▶ [What this task involves]: Entries follow. Set all of them down as they stand.

[Stored data]
# # # # # # #

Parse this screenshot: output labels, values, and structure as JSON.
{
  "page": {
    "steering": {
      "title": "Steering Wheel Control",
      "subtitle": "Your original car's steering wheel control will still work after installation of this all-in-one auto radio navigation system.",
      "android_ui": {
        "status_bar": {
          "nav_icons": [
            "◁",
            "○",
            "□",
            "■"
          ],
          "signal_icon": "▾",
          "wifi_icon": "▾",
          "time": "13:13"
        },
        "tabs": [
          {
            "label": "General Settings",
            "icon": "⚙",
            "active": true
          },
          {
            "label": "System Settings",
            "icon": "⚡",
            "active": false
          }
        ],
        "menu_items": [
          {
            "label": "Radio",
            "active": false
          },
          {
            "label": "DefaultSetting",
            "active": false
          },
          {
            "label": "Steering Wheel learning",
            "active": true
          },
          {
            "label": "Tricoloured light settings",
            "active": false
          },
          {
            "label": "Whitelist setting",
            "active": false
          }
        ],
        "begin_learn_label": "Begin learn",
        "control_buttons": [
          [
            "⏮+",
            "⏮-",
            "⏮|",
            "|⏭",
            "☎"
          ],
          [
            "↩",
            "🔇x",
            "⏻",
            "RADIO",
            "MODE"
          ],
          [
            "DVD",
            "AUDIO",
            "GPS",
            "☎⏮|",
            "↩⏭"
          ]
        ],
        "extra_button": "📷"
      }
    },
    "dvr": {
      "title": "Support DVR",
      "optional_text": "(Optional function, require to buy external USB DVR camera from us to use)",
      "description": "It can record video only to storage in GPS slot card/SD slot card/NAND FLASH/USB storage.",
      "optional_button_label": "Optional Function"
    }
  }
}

# # # # # # #

▶ [Result for this exercise]:
Parse this screenshot: output labels, values, and structure as JSON.
{
  "page": {
    "steering": {
      "title": "Steering Wheel Control",
      "subtitle": "Your original car's steering wheel control will still work after installation of this all-in-one auto radio navigation system.",
      "android_ui": {
        "status_bar": {
          "nav_icons": [
            "◁",
            "○",
            "□",
            "■"
          ],
          "signal_icon": "▾",
          "wifi_icon": "▾",
          "time": "13:13"
        },
        "tabs": [
          {
            "label": "General Settings",
            "icon": "⚙",
            "active": true
          },
          {
            "label": "System Settings",
            "icon": "⚡",
            "active": false
          }
        ],
        "menu_items": [
          {
            "label": "Radio",
            "active": false
          },
          {
            "label": "DefaultSetting",
            "active": false
          },
          {
            "label": "Steering Wheel learning",
            "active": true
          },
          {
            "label": "Tricoloured light settings",
            "active": false
          },
          {
            "label": "Whitelist setting",
            "active": false
          }
        ],
        "begin_learn_label": "Begin learn",
        "control_buttons": [
          [
            "⏮+",
            "⏮-",
            "⏮|",
            "|⏭",
            "☎"
          ],
          [
            "↩",
            "🔇x",
            "⏻",
            "RADIO",
            "MODE"
          ],
          [
            "DVD",
            "AUDIO",
            "GPS",
            "☎⏮|",
            "↩⏭"
          ]
        ],
        "extra_button": "📷"
      }
    },
    "dvr": {
      "title": "Support DVR",
      "optional_text": "(Optional function, require to buy external USB DVR camera from us to use)",
      "description": "It can record video only to storage in GPS slot card/SD slot card/NAND FLASH/USB storage.",
      "optional_button_label": "Optional Function"
    }
  }
}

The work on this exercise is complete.